Search the data below for the string "Vietnam". Extract every line that contains it.

[A block of data]
####################

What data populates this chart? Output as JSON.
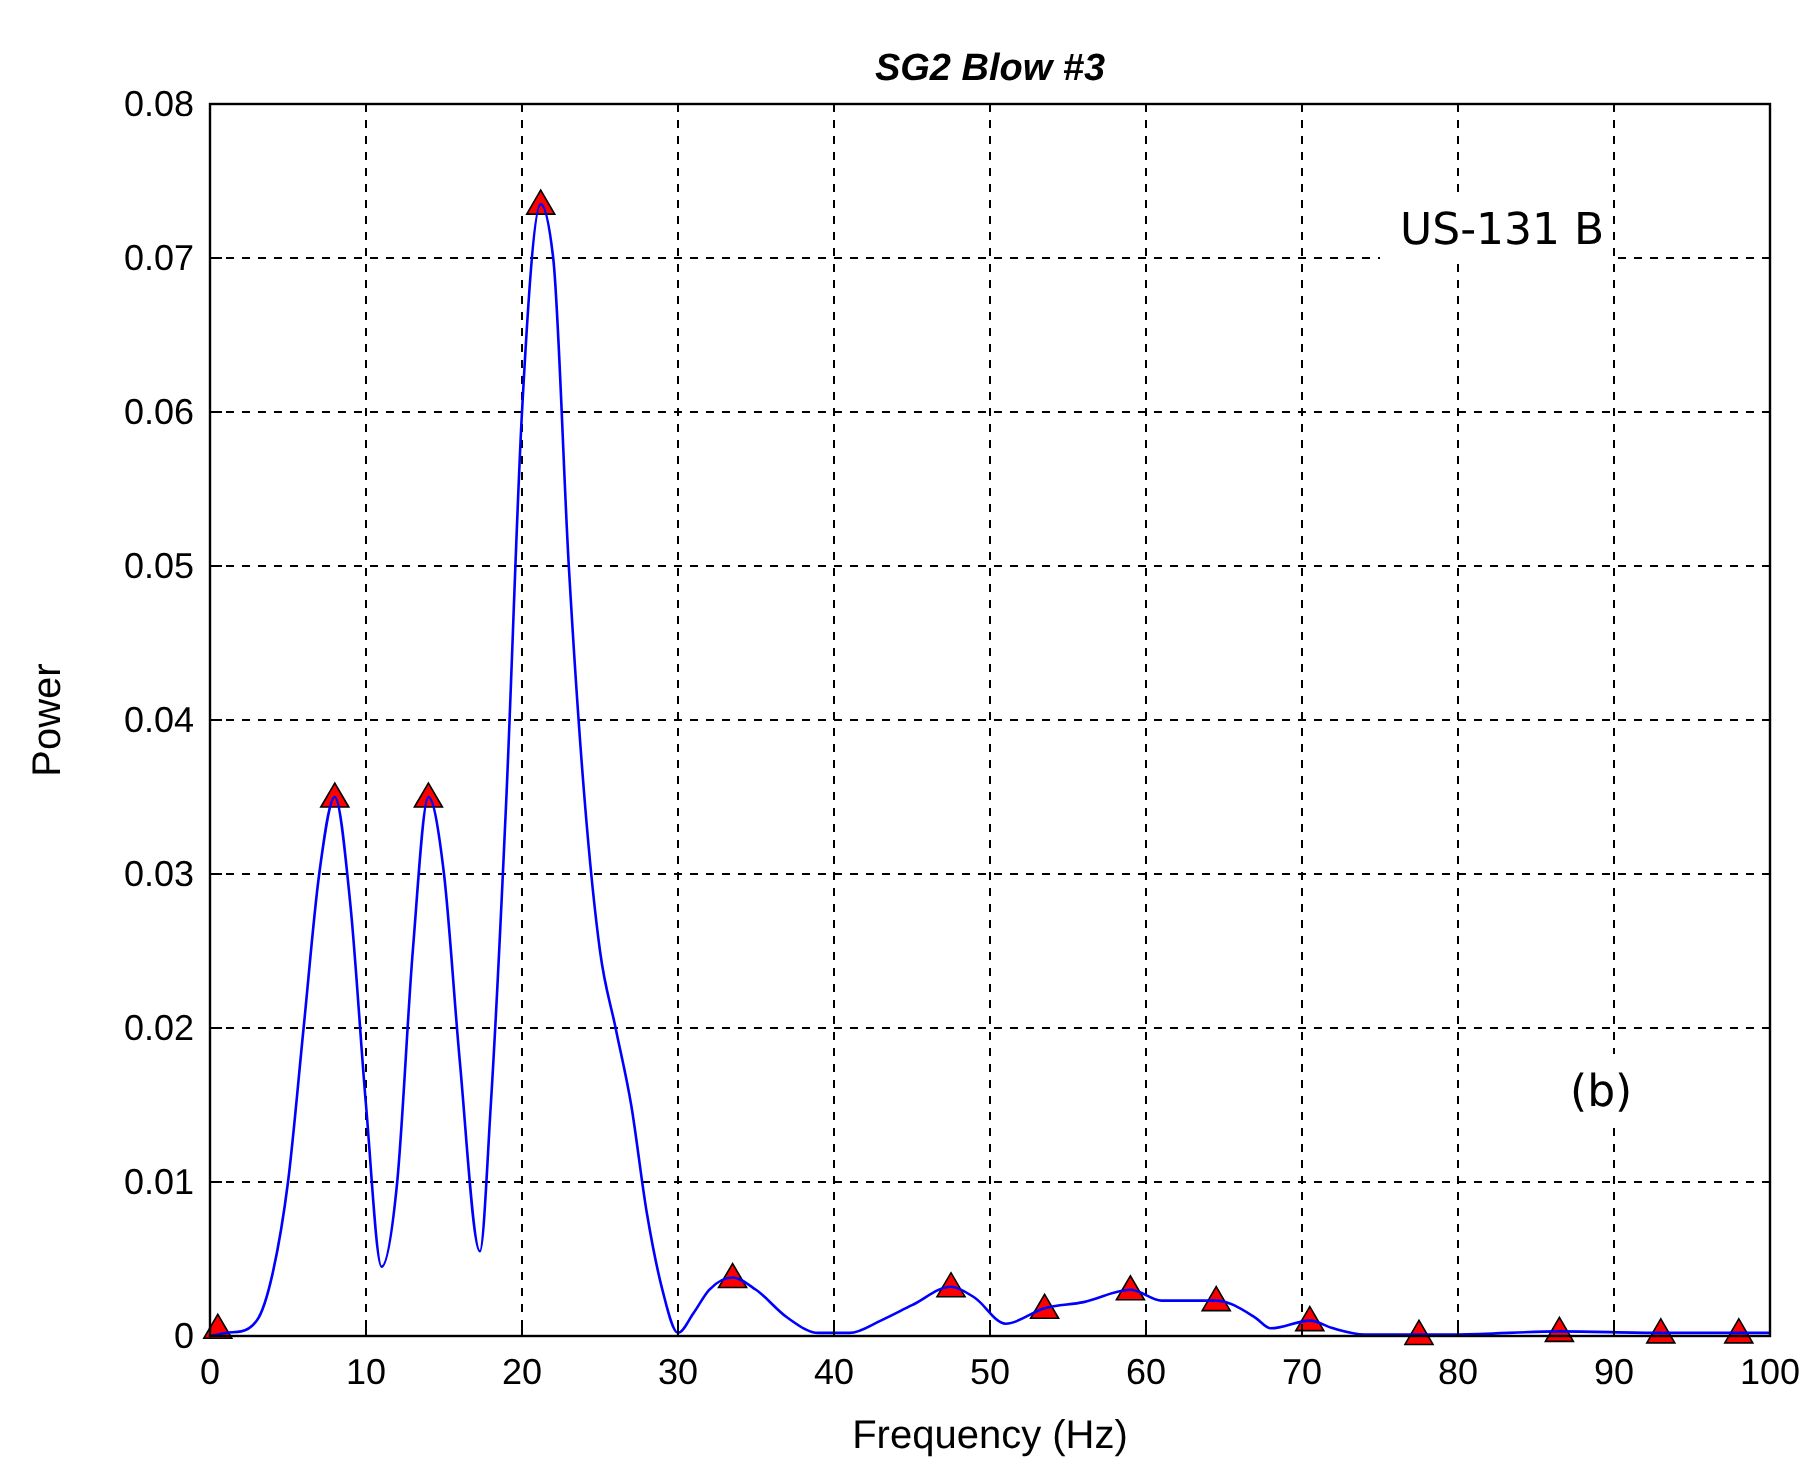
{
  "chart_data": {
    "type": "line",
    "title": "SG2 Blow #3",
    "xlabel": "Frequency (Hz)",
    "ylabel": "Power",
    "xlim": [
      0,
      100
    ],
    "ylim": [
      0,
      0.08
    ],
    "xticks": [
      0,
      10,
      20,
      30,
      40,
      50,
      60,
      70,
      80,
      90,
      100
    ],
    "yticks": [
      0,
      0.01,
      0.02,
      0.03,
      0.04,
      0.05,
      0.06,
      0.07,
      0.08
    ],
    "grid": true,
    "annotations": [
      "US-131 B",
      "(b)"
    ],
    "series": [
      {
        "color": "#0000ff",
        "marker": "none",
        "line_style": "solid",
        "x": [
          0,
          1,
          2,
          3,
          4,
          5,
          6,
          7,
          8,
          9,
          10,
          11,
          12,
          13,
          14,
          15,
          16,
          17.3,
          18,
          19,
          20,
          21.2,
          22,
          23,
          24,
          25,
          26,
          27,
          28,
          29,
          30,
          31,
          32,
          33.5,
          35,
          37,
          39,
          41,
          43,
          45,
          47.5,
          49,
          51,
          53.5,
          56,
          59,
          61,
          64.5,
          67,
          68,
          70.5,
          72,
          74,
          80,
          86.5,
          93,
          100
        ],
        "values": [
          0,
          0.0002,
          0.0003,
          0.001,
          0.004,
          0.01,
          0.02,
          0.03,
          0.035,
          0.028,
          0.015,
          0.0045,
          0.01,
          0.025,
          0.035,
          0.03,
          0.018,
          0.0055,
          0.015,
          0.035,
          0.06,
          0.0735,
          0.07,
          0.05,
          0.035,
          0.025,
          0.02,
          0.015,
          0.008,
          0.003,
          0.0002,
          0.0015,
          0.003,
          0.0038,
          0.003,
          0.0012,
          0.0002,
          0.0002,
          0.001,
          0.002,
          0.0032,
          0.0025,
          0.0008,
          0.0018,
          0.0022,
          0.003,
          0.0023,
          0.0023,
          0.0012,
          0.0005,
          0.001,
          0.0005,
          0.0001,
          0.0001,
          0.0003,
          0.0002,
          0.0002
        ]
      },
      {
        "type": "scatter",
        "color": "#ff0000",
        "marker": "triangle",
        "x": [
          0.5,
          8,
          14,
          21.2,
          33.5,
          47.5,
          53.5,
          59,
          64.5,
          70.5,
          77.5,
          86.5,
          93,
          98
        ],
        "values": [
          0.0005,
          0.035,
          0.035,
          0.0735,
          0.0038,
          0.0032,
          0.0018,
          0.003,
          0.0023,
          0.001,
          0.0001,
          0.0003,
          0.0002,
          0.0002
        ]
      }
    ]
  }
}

####################

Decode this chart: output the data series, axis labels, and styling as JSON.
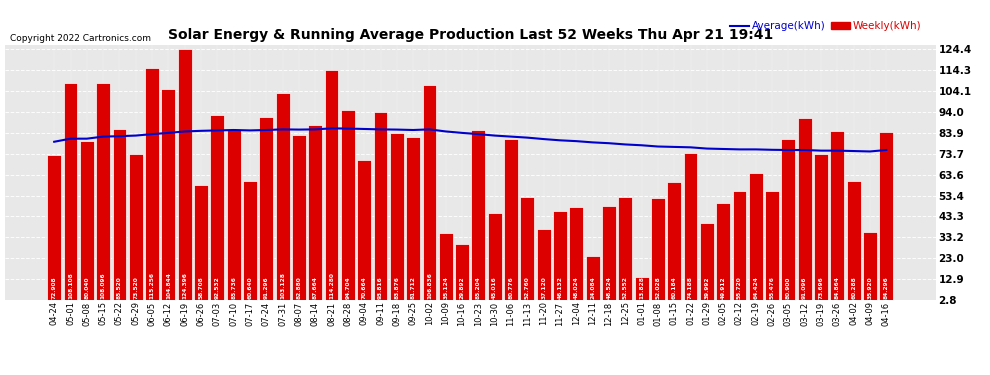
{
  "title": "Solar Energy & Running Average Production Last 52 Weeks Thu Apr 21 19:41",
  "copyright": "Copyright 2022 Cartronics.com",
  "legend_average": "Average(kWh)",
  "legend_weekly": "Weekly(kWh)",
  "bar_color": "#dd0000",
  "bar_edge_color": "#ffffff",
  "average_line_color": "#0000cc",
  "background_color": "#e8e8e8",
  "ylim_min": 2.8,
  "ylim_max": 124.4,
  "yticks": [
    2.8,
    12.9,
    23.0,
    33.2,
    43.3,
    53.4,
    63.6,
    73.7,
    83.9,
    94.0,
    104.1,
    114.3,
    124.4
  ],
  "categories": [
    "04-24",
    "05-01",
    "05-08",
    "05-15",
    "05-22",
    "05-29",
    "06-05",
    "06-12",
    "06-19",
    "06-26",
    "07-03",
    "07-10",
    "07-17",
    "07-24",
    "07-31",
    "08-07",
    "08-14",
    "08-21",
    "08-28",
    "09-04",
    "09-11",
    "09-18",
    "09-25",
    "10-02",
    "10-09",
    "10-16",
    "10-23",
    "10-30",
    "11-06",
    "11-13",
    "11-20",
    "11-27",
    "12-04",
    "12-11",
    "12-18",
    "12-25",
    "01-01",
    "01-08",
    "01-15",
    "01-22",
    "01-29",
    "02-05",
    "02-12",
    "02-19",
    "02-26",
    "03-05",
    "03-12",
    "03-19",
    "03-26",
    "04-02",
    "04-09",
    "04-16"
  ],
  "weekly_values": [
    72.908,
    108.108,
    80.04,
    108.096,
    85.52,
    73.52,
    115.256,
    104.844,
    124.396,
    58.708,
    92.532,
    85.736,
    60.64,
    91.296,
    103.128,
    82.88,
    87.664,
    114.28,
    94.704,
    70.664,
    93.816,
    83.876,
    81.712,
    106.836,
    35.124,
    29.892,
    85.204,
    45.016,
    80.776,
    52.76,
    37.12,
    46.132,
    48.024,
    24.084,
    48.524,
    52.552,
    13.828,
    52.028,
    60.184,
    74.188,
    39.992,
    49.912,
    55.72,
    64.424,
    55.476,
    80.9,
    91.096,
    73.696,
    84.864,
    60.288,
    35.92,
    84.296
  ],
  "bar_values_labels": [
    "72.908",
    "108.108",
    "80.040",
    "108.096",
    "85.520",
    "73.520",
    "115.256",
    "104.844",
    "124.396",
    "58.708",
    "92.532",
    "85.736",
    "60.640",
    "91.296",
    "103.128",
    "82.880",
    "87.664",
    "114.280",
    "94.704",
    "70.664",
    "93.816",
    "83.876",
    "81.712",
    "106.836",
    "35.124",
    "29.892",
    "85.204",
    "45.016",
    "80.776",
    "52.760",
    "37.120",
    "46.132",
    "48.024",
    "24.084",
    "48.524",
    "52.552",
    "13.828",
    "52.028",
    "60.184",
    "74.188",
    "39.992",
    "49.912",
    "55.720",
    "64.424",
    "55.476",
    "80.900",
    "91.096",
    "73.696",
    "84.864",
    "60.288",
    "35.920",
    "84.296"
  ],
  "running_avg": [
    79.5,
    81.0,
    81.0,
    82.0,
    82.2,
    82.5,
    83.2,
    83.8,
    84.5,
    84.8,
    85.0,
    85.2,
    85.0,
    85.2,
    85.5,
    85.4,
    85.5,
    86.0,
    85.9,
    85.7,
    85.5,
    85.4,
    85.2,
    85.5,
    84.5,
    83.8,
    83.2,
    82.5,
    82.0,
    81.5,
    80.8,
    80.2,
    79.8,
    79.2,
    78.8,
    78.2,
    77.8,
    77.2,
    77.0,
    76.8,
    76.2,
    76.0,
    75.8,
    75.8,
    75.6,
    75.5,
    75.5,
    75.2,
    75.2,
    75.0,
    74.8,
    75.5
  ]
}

####################

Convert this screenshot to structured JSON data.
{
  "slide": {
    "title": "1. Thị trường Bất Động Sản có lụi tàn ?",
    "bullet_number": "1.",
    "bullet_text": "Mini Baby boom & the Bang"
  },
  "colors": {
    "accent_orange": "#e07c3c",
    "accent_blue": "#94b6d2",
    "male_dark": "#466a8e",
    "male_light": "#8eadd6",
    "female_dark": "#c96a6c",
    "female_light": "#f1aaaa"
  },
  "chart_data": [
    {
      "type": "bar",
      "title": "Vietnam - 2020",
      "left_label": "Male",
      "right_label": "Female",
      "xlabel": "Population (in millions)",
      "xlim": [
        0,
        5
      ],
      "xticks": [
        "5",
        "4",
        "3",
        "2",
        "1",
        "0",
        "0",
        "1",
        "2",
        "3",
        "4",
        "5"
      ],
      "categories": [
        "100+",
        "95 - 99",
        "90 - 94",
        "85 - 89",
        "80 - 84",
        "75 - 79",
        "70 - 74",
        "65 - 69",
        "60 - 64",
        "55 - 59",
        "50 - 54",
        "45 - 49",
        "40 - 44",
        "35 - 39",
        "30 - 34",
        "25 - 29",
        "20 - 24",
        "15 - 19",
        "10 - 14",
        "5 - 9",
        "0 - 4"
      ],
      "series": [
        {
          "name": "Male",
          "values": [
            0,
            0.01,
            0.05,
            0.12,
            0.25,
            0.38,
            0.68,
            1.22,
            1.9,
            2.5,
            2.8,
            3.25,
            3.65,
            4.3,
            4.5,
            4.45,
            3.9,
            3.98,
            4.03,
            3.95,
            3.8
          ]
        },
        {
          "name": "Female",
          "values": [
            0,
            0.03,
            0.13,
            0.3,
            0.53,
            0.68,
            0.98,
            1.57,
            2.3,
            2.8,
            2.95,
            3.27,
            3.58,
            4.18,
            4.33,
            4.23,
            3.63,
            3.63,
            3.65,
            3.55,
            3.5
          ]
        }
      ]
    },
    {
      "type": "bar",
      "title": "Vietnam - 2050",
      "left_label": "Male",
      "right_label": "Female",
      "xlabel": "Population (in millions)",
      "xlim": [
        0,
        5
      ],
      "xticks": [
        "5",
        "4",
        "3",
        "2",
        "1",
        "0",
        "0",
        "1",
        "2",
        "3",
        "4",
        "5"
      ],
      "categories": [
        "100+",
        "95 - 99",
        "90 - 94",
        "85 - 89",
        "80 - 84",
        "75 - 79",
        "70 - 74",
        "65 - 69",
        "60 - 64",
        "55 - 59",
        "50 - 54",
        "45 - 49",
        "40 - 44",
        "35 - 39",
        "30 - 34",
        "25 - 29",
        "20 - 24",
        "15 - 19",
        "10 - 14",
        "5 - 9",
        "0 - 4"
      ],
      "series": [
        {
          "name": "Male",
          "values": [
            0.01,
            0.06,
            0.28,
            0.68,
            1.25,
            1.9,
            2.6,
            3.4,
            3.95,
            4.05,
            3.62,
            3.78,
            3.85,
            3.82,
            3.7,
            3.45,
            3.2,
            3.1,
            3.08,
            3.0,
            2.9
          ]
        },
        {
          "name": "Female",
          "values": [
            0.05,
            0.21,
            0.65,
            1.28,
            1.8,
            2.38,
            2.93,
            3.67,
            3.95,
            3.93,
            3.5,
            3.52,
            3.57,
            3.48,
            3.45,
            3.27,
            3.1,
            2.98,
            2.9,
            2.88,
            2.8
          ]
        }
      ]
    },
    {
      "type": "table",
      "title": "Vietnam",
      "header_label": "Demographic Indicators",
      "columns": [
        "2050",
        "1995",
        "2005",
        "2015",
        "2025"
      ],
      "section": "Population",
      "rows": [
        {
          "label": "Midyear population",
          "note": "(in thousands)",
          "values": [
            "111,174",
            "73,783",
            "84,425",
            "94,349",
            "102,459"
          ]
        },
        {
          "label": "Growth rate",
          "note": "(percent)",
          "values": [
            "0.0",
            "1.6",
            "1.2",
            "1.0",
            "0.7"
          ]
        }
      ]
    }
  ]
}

####################

▶ **Finished exercise**
      "title": "Vietnam - 2020",
      "title": "Vietnam - 2050",
      "title": "Vietnam",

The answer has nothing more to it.